Objective: Filter the entries that follow, copying every line in which the word "legend" appears.

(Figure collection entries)
------
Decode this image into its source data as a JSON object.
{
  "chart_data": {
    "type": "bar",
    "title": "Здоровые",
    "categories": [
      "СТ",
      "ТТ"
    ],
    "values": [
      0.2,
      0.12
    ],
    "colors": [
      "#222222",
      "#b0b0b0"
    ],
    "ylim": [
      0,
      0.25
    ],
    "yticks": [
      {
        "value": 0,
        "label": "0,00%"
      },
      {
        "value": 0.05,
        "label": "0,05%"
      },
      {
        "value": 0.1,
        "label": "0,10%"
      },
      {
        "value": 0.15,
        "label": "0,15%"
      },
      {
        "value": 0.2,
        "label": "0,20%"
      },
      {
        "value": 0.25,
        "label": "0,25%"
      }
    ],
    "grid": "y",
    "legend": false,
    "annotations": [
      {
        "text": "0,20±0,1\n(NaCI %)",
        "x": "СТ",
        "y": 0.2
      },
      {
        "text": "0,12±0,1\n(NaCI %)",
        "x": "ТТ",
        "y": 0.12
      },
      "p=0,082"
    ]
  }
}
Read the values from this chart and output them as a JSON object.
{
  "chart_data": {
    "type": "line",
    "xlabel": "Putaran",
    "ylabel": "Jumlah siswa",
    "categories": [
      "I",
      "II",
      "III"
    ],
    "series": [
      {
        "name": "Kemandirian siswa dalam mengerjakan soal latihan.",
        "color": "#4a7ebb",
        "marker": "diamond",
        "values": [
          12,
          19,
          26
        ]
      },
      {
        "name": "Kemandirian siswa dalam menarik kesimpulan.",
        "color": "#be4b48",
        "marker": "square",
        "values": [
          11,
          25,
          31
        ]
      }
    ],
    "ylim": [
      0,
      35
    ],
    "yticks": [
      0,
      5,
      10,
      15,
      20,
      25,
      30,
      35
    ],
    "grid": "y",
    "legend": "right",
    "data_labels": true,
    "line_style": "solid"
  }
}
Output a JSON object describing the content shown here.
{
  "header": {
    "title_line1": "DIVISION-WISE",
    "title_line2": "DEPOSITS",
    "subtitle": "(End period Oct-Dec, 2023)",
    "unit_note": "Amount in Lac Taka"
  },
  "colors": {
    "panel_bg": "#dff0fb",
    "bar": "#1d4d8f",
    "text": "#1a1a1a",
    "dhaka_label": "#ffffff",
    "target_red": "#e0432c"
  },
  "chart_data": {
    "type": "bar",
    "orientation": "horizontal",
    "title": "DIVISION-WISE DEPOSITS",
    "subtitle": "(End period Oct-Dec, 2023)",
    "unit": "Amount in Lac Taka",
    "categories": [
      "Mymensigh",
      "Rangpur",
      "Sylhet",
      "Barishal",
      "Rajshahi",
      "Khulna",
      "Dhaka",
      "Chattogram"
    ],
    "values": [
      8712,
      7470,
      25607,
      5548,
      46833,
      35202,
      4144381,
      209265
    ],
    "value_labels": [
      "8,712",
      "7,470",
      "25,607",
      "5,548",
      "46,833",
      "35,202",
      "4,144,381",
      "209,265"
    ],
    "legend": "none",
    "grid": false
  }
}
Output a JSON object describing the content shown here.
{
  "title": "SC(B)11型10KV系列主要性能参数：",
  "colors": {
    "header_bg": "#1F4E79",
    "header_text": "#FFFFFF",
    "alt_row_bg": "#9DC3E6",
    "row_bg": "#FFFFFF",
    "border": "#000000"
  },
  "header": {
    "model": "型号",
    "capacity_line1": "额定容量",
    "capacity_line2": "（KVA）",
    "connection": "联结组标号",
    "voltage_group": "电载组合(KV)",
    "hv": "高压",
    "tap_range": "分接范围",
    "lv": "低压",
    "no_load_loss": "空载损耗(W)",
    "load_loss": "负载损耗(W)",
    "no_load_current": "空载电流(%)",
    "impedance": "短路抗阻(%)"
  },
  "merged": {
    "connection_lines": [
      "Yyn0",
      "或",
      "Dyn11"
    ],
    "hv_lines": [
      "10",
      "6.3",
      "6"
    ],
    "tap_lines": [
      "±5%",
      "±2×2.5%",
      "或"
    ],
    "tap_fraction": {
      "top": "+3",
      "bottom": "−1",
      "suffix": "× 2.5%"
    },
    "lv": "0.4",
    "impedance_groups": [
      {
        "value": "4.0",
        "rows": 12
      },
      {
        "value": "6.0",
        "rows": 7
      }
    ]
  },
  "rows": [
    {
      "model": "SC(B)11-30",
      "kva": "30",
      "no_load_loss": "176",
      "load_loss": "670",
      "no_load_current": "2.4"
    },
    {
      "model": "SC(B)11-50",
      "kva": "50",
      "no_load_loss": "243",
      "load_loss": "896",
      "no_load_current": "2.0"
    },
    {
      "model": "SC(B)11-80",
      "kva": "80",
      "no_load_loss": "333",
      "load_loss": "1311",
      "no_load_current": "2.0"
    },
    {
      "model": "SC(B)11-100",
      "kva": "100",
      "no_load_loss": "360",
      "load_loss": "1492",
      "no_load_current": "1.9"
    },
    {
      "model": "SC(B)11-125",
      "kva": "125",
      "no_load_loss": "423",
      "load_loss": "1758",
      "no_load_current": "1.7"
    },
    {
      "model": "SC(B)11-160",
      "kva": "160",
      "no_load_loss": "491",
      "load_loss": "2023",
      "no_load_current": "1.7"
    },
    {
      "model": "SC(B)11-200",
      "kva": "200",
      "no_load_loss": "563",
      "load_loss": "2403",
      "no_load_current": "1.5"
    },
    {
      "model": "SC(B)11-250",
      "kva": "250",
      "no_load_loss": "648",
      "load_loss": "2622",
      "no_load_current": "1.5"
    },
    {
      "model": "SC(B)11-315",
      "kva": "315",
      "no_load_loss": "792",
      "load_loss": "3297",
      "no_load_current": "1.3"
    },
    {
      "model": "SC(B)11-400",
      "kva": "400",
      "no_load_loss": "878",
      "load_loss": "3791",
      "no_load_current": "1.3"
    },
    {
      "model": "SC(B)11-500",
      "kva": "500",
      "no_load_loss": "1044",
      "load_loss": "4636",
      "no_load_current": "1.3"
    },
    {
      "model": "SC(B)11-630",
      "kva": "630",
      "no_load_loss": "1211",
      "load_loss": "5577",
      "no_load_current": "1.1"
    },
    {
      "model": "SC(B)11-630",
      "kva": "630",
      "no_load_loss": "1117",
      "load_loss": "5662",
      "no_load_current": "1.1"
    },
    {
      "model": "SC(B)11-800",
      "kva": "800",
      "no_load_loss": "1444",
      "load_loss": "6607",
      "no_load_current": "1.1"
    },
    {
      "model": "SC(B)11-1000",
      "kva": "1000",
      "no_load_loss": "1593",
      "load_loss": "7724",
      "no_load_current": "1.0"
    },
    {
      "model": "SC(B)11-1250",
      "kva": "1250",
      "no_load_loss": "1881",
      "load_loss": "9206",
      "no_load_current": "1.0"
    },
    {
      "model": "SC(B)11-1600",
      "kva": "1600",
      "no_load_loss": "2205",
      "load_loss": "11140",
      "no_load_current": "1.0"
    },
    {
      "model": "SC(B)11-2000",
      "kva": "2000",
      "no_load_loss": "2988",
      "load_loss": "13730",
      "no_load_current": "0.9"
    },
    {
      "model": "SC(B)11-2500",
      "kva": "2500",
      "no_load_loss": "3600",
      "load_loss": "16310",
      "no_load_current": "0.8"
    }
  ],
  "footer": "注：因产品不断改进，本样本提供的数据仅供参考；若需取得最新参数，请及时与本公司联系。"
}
------
Exercise result:
    "legend": false,
    "legend": "right",
    "legend": "none",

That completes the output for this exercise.